Problem requirements:
Your result should be the lines holding the word "Genes", copied from the entries below.

Source material:
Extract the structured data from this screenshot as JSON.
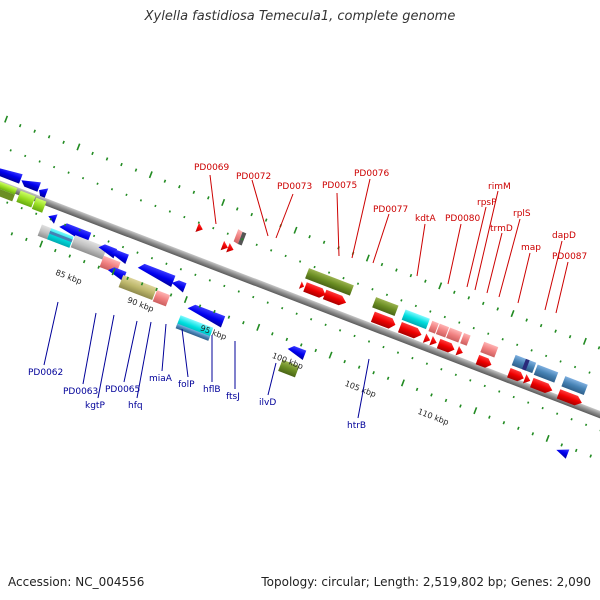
{
  "title": "Xylella fastidiosa Temecula1, complete genome",
  "footer": {
    "accession": "Accession: NC_004556",
    "summary": "Topology: circular; Length: 2,519,802 bp; Genes: 2,090"
  },
  "colors": {
    "forward_label": "#cc0000",
    "reverse_label": "#000099",
    "backbone": "#8c8c8c",
    "tick": "#228b22"
  },
  "kbp_ticks": [
    "85 kbp",
    "90 kbp",
    "95 kbp",
    "100 kbp",
    "105 kbp",
    "110 kbp"
  ],
  "forward_labels": [
    "PD0069",
    "PD0072",
    "PD0073",
    "PD0075",
    "PD0076",
    "PD0077",
    "kdtA",
    "PD0080",
    "rpsP",
    "rimM",
    "trmD",
    "rplS",
    "map",
    "dapD",
    "PD0087"
  ],
  "reverse_labels": [
    "PD0062",
    "PD0063",
    "kgtP",
    "PD0065",
    "hfq",
    "miaA",
    "folP",
    "hflB",
    "ftsJ",
    "ilvD",
    "htrB"
  ]
}
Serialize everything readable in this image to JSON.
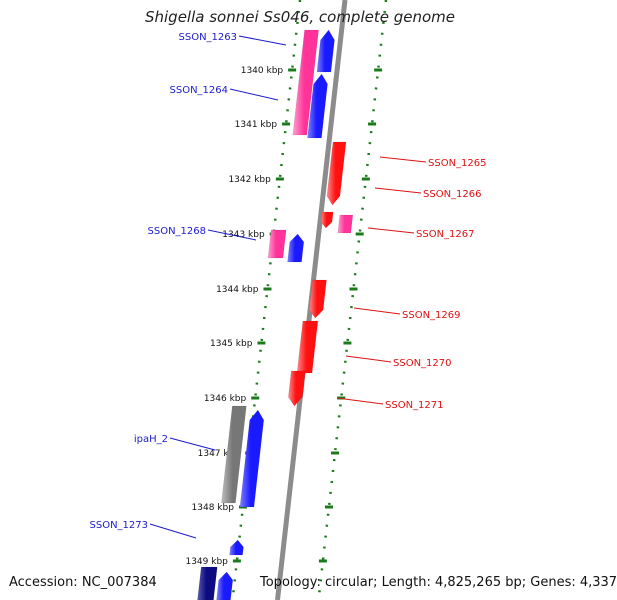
{
  "title": "Shigella sonnei Ss046, complete genome",
  "footer": {
    "accession": "Accession: NC_007384",
    "summary": "Topology: circular; Length: 4,825,265 bp; Genes: 4,337"
  },
  "colors": {
    "minus_strand_pink": "#ff3399",
    "minus_strand_blue": "#1a1aff",
    "minus_strand_gray": "#777777",
    "minus_strand_navy": "#0c0c80",
    "plus_strand_red": "#ff1111",
    "plus_strand_pink": "#ff3399",
    "backbone": "#8c8c8c",
    "tick_green": "#1b7a1b",
    "label_blue": "#1a1acc",
    "label_red": "#dd1111"
  },
  "ticks": [
    {
      "label": "1340 kbp"
    },
    {
      "label": "1341 kbp"
    },
    {
      "label": "1342 kbp"
    },
    {
      "label": "1343 kbp"
    },
    {
      "label": "1344 kbp"
    },
    {
      "label": "1345 kbp"
    },
    {
      "label": "1346 kbp"
    },
    {
      "label": "1347 kbp"
    },
    {
      "label": "1348 kbp"
    },
    {
      "label": "1349 kbp"
    }
  ],
  "gene_labels_minus": [
    {
      "name": "SSON_1263"
    },
    {
      "name": "SSON_1264"
    },
    {
      "name": "SSON_1268"
    },
    {
      "name": "ipaH_2"
    },
    {
      "name": "SSON_1273"
    }
  ],
  "gene_labels_plus": [
    {
      "name": "SSON_1265"
    },
    {
      "name": "SSON_1266"
    },
    {
      "name": "SSON_1267"
    },
    {
      "name": "SSON_1269"
    },
    {
      "name": "SSON_1270"
    },
    {
      "name": "SSON_1271"
    }
  ]
}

Task answer:
    "summary": "Topology: circular; Length: 2,519,802 bp; Genes: 2,090"
    "summary": "Topology: circular; Length: 4,825,265 bp; Genes: 4,337"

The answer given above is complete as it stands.